_INSTRUCTIONS FOR THE TASK:_
Which lines hold the word "Expérimentation"? Show each of them.

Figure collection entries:
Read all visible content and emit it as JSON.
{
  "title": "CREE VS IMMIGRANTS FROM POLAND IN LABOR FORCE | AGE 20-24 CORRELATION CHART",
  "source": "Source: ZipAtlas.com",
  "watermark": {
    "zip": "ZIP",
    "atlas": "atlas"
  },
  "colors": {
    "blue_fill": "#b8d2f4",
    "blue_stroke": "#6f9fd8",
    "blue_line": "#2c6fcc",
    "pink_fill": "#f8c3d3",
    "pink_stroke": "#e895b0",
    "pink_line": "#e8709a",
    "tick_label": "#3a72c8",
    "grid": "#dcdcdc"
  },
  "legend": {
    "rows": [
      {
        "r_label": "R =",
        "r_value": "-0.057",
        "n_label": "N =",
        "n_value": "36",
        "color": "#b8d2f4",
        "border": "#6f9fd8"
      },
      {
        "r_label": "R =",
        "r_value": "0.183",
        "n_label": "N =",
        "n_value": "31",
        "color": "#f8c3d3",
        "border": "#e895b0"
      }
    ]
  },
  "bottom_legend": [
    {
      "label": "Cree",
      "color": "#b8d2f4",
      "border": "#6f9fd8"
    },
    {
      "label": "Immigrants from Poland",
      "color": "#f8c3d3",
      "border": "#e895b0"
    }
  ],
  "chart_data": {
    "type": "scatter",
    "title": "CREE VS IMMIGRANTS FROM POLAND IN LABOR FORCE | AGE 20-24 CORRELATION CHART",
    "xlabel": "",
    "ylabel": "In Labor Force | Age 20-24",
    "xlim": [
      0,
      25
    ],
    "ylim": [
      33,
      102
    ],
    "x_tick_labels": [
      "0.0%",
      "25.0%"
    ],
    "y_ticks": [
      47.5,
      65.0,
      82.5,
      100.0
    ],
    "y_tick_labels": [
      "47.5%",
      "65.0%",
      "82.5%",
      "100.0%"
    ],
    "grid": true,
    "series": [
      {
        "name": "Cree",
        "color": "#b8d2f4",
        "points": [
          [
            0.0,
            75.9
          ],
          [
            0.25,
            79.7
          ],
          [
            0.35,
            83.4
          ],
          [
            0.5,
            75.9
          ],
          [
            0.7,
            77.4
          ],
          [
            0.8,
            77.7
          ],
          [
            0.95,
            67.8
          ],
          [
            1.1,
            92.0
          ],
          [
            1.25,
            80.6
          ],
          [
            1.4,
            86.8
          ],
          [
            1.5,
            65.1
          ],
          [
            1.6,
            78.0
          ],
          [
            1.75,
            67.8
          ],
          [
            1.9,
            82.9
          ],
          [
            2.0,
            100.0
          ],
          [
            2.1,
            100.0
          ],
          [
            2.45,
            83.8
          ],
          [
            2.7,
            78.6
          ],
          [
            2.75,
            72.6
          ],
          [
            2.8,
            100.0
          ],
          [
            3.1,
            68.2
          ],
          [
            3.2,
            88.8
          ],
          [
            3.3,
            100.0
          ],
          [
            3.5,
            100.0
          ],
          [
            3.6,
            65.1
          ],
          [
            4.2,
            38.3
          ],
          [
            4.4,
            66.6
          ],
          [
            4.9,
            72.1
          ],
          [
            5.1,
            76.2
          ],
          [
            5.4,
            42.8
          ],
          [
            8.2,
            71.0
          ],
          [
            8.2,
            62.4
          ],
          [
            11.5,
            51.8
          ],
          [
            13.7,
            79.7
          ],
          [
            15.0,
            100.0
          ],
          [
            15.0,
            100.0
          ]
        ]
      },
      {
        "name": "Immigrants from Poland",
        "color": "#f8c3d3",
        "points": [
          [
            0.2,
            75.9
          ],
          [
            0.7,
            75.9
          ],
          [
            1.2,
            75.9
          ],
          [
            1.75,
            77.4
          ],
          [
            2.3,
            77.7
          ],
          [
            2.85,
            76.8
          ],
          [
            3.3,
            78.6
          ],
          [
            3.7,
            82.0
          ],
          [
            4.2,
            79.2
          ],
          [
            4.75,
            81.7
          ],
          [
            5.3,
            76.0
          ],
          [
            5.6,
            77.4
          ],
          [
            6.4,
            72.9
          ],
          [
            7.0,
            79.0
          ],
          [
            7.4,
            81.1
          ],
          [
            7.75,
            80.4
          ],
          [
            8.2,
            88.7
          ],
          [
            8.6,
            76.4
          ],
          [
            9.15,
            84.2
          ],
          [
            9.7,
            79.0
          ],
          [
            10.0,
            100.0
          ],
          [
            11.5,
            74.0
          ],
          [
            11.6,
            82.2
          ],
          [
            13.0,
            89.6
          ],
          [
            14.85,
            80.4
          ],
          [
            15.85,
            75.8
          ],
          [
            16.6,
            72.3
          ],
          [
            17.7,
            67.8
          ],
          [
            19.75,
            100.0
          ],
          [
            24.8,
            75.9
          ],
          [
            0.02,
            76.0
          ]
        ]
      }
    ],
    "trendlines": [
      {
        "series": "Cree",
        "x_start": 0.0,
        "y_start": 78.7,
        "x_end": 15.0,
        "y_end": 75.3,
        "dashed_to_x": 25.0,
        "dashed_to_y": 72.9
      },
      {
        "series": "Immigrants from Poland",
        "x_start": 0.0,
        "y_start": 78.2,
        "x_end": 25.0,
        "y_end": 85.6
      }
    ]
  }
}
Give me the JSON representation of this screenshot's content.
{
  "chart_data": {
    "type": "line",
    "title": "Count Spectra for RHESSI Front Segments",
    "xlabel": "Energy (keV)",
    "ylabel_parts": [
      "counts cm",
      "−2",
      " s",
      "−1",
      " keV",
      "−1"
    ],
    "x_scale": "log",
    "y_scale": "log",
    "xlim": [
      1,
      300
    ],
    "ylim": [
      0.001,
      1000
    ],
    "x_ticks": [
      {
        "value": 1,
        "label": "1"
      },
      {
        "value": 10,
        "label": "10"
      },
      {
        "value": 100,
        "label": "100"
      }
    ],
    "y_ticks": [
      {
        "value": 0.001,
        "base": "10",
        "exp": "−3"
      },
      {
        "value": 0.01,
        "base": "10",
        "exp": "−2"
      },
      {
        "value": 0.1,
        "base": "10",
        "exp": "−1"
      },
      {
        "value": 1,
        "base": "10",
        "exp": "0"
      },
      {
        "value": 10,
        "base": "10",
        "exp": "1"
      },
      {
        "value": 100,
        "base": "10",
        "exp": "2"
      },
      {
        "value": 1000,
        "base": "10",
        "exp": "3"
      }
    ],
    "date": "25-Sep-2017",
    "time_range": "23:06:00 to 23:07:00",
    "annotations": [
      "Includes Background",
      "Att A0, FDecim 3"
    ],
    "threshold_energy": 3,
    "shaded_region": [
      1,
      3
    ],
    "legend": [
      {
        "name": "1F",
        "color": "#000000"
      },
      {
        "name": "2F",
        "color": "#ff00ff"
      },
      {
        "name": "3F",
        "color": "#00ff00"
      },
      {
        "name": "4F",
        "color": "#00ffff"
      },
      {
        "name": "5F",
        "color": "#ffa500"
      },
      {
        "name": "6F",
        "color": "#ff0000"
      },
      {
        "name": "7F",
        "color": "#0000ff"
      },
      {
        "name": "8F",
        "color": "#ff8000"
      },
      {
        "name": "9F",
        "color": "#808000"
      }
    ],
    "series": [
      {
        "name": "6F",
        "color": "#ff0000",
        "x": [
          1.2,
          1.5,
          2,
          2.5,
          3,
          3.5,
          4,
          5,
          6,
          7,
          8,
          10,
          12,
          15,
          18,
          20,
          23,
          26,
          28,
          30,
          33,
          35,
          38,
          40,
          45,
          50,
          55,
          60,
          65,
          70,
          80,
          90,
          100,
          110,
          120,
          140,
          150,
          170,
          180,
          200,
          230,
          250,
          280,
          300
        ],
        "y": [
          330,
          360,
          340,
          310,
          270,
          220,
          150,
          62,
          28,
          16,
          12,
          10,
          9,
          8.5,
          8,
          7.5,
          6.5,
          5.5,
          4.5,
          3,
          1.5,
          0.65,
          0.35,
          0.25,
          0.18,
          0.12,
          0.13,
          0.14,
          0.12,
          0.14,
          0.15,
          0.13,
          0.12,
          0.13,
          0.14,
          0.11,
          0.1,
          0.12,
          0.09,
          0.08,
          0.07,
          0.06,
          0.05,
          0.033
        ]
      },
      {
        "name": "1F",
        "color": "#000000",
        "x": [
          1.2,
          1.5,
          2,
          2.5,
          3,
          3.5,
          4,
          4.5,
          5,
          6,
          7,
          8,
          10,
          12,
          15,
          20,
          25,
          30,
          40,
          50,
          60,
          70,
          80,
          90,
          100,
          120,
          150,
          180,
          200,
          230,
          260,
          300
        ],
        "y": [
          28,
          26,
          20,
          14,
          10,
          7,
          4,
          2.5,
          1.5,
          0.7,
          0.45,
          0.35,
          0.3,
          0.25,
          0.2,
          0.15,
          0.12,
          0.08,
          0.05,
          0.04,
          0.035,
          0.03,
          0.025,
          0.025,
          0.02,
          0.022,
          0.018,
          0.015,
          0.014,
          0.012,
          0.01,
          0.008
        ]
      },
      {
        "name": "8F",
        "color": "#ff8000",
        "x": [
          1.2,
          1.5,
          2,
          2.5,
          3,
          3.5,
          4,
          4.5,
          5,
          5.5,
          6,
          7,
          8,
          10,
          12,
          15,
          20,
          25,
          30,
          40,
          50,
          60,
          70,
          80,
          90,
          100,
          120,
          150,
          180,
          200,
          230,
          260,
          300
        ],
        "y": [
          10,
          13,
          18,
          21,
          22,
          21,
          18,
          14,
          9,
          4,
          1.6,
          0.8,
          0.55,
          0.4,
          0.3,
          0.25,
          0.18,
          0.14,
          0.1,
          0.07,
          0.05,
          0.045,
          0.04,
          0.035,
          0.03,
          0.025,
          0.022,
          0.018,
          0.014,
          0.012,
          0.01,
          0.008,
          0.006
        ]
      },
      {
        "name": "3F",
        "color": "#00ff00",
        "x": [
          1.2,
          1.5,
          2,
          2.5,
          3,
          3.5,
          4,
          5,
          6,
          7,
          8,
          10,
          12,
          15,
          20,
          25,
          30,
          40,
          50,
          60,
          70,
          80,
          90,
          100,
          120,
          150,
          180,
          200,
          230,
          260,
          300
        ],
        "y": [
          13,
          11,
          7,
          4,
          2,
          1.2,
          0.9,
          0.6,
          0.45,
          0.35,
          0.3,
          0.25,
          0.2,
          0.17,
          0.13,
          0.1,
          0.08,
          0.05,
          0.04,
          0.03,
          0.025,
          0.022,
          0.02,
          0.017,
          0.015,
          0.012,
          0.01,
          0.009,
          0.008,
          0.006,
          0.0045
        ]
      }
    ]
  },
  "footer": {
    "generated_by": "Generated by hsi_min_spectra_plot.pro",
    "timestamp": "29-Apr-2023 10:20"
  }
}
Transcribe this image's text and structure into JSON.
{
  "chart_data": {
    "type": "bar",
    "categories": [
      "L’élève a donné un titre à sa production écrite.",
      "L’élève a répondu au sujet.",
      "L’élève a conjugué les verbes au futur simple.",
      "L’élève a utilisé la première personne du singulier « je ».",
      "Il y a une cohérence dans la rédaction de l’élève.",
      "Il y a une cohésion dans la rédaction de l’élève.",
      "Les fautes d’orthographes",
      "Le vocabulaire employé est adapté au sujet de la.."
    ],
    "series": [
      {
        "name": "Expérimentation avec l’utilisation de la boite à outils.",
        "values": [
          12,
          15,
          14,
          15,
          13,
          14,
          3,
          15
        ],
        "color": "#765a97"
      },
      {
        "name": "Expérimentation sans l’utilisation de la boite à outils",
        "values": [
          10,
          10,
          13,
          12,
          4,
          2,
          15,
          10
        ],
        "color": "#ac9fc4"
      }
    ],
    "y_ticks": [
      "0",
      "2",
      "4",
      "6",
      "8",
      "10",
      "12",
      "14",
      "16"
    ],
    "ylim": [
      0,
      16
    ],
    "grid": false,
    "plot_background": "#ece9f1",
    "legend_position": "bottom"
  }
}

_THE RESPONSE:_
        "name": "Expérimentation avec l’utilisation de la boite à outils.",
        "name": "Expérimentation sans l’utilisation de la boite à outils",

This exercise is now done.